[Dataset rows]
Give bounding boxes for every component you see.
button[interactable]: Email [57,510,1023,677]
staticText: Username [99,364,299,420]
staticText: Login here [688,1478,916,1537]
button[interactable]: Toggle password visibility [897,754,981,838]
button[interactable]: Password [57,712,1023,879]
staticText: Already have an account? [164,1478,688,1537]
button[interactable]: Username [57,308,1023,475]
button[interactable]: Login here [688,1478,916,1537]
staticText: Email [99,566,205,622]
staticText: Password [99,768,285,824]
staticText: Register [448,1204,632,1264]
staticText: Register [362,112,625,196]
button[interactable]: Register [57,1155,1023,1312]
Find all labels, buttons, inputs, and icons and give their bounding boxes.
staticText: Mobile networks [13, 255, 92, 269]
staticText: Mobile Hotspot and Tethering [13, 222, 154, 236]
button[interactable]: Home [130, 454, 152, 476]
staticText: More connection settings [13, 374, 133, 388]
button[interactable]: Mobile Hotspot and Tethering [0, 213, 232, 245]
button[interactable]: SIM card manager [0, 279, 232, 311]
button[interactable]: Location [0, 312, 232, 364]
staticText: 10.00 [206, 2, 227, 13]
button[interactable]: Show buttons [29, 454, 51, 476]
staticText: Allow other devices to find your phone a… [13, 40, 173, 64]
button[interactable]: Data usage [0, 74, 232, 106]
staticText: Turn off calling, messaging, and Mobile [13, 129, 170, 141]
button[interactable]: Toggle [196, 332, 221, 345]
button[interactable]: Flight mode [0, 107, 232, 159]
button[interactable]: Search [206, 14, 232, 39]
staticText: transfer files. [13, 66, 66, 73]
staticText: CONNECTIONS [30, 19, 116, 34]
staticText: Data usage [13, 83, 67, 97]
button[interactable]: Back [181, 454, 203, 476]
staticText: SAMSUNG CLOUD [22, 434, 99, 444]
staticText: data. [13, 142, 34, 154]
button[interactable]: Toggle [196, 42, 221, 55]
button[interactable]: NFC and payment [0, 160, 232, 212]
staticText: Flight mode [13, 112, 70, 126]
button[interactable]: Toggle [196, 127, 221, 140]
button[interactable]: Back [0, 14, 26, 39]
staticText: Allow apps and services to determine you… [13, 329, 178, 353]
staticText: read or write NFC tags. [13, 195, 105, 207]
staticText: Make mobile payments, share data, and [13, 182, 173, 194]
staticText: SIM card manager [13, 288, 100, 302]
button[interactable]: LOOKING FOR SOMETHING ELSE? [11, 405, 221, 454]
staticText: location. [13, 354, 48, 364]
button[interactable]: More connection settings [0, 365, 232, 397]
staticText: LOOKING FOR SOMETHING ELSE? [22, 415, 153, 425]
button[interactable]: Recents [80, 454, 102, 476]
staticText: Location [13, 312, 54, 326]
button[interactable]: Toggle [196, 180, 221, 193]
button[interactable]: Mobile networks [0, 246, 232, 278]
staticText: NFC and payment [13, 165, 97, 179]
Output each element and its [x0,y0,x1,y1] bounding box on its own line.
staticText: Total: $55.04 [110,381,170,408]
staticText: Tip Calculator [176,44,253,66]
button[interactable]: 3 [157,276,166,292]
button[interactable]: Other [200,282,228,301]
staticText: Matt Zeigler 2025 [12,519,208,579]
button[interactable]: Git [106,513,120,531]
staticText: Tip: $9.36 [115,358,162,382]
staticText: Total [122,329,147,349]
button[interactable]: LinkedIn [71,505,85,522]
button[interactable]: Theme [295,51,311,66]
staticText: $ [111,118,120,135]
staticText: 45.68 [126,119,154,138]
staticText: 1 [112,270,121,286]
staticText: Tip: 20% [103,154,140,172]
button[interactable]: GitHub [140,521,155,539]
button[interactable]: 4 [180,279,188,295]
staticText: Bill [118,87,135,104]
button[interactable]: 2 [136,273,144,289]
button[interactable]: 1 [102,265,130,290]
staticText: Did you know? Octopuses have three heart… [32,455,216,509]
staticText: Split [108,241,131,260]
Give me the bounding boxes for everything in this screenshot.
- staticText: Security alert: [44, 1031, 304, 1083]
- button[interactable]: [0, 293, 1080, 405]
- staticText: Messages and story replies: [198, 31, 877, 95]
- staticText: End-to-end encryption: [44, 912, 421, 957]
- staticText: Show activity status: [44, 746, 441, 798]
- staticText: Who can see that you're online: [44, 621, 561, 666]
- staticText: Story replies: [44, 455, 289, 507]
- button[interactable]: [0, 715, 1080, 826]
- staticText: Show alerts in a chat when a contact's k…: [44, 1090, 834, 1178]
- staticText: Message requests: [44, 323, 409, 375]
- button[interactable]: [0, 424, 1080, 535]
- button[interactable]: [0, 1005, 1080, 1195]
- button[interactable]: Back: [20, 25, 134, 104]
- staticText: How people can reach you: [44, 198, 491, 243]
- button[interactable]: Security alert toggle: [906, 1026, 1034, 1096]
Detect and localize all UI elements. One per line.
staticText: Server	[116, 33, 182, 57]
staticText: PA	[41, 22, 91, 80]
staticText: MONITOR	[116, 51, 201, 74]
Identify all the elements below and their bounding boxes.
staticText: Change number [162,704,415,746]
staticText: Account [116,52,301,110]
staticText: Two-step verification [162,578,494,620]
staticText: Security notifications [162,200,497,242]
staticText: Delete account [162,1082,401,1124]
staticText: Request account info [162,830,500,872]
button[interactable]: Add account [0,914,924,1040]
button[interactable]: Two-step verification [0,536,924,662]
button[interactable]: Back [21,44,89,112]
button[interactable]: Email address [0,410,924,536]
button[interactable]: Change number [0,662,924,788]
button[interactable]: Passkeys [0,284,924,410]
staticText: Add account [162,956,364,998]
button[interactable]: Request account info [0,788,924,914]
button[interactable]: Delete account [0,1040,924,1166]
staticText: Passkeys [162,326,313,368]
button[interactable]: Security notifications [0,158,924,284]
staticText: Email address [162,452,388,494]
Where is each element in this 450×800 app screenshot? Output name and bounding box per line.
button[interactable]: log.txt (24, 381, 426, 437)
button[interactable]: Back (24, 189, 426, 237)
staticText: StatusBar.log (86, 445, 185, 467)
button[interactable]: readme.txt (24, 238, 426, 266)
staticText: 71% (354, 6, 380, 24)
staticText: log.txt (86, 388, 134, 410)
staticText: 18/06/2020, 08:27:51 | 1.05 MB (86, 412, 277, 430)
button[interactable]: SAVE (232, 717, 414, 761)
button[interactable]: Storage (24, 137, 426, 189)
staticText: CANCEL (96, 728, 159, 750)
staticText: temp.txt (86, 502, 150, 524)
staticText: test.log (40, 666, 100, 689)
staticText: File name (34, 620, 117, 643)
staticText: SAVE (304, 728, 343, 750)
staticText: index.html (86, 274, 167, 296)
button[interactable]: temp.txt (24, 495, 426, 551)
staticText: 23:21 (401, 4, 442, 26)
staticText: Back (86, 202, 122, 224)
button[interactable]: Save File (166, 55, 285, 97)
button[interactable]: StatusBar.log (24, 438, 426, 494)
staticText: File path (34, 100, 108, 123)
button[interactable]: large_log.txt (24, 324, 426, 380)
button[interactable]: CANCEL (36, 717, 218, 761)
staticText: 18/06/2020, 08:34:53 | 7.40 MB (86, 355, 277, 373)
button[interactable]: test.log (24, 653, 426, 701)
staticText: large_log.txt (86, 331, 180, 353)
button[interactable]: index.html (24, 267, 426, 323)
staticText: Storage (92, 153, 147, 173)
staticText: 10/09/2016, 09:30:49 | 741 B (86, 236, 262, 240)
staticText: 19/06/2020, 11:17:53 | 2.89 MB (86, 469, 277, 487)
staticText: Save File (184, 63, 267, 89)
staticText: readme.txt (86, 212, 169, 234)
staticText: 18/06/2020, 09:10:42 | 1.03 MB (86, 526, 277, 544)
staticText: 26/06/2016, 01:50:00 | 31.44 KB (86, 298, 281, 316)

What you should do -
Copy out everything from the start of the rows down through the line containing "button[interactable]: Username [57,308,1023,475]", both ends included.

Problem solution -
Give bounding boxes for every component you see.
button[interactable]: Email [57,510,1023,677]
staticText: Username [99,364,299,420]
staticText: Login here [688,1478,916,1537]
button[interactable]: Toggle password visibility [897,754,981,838]
button[interactable]: Password [57,712,1023,879]
staticText: Already have an account? [164,1478,688,1537]
button[interactable]: Username [57,308,1023,475]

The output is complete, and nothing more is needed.